▶ [The input]:
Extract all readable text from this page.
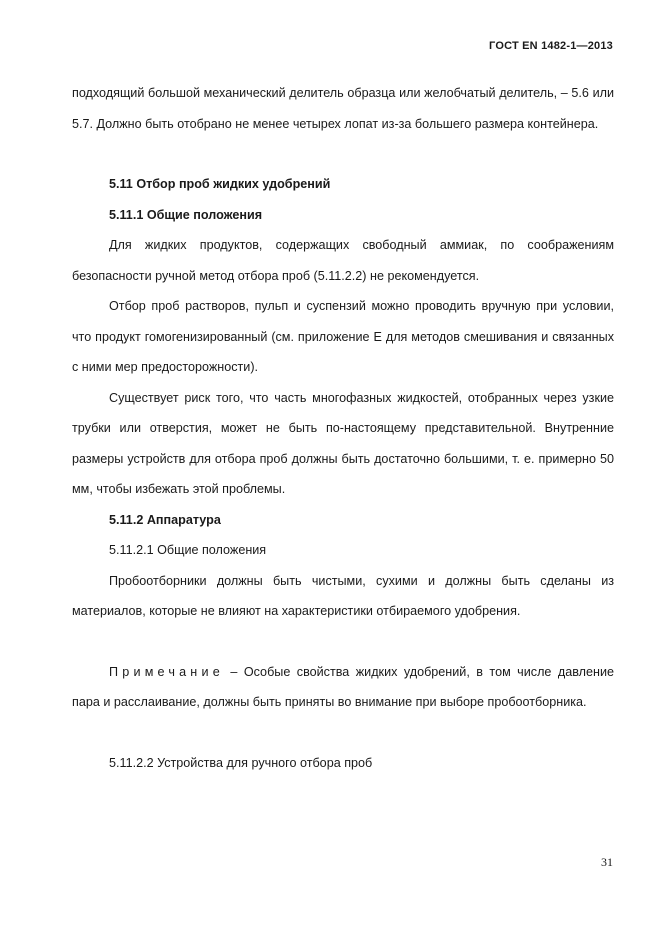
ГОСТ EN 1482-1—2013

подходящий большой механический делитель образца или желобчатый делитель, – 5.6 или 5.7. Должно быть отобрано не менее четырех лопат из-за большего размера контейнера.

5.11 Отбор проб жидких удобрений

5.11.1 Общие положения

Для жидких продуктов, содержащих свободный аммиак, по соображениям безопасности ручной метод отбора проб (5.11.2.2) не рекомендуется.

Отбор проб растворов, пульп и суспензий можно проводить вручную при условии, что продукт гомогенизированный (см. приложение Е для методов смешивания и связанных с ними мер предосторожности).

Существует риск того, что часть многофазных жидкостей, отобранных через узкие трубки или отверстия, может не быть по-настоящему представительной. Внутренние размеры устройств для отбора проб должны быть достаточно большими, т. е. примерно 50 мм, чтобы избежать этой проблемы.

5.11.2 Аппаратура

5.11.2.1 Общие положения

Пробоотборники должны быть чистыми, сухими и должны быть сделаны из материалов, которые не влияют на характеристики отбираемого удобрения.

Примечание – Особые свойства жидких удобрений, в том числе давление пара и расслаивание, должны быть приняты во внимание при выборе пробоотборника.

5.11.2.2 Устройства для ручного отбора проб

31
--
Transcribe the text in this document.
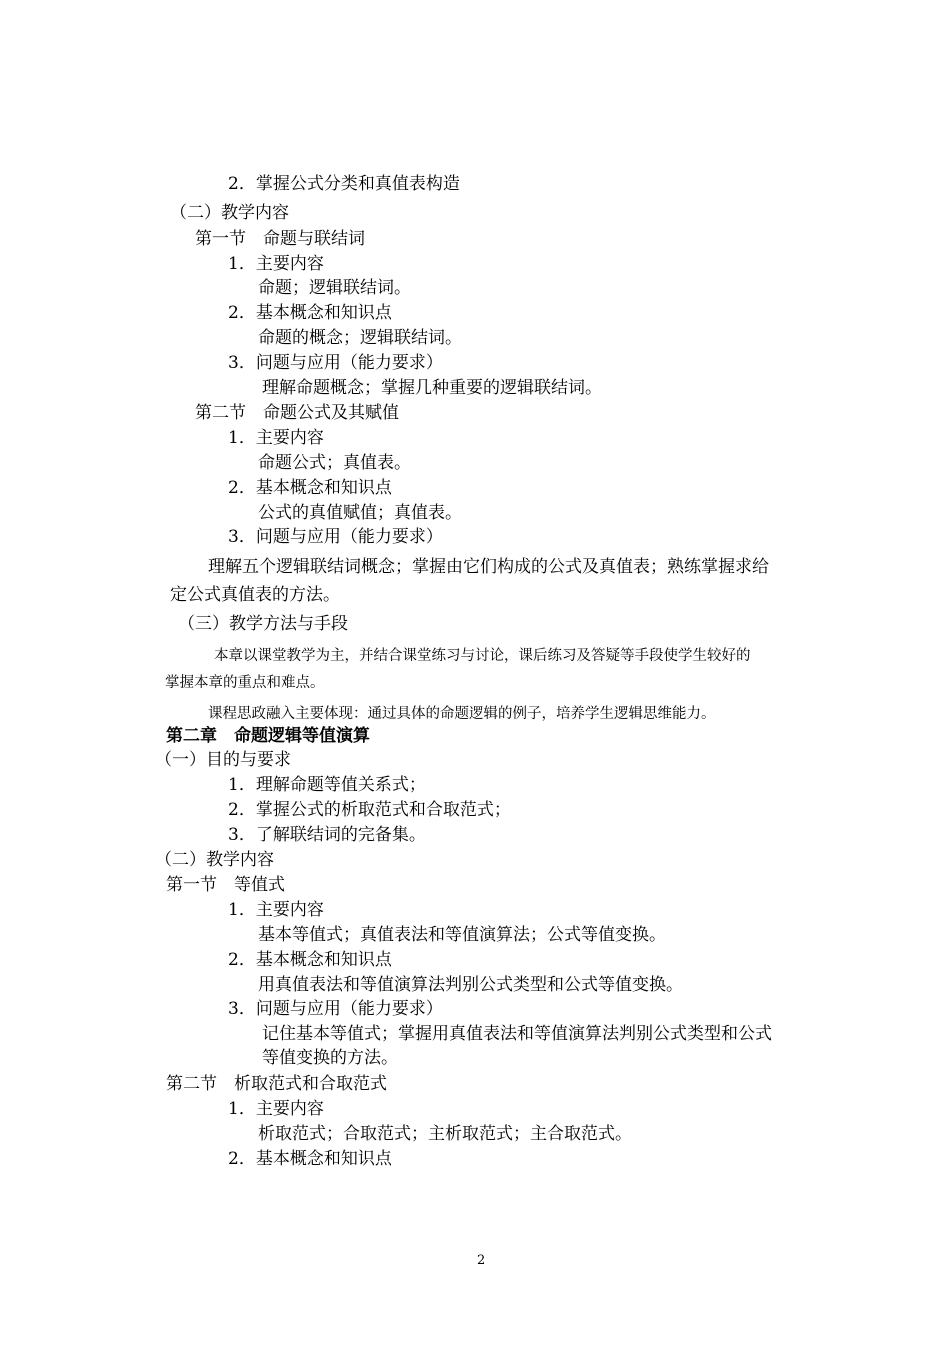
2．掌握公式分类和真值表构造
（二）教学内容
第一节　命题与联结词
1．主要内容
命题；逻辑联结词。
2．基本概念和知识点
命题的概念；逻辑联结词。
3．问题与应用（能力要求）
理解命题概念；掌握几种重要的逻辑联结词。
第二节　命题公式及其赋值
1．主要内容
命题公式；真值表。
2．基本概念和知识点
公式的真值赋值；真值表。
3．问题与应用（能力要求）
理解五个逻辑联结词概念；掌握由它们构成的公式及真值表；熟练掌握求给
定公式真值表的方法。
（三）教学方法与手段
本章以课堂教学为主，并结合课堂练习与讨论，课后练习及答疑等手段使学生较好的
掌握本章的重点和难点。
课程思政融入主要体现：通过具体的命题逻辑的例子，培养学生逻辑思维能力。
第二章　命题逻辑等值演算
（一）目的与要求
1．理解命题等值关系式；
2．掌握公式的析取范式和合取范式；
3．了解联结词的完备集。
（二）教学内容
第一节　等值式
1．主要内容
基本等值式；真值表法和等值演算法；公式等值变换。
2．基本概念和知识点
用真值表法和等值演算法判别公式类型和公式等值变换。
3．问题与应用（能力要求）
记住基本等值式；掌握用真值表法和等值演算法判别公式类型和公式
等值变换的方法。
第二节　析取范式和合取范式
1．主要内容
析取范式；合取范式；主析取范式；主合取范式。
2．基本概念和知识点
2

▶ [What is being asked]: Show the lines of the records that include the string "this".

▶ [Written solution]:
Extract all readable text from this page.
Transcribe the text in this document.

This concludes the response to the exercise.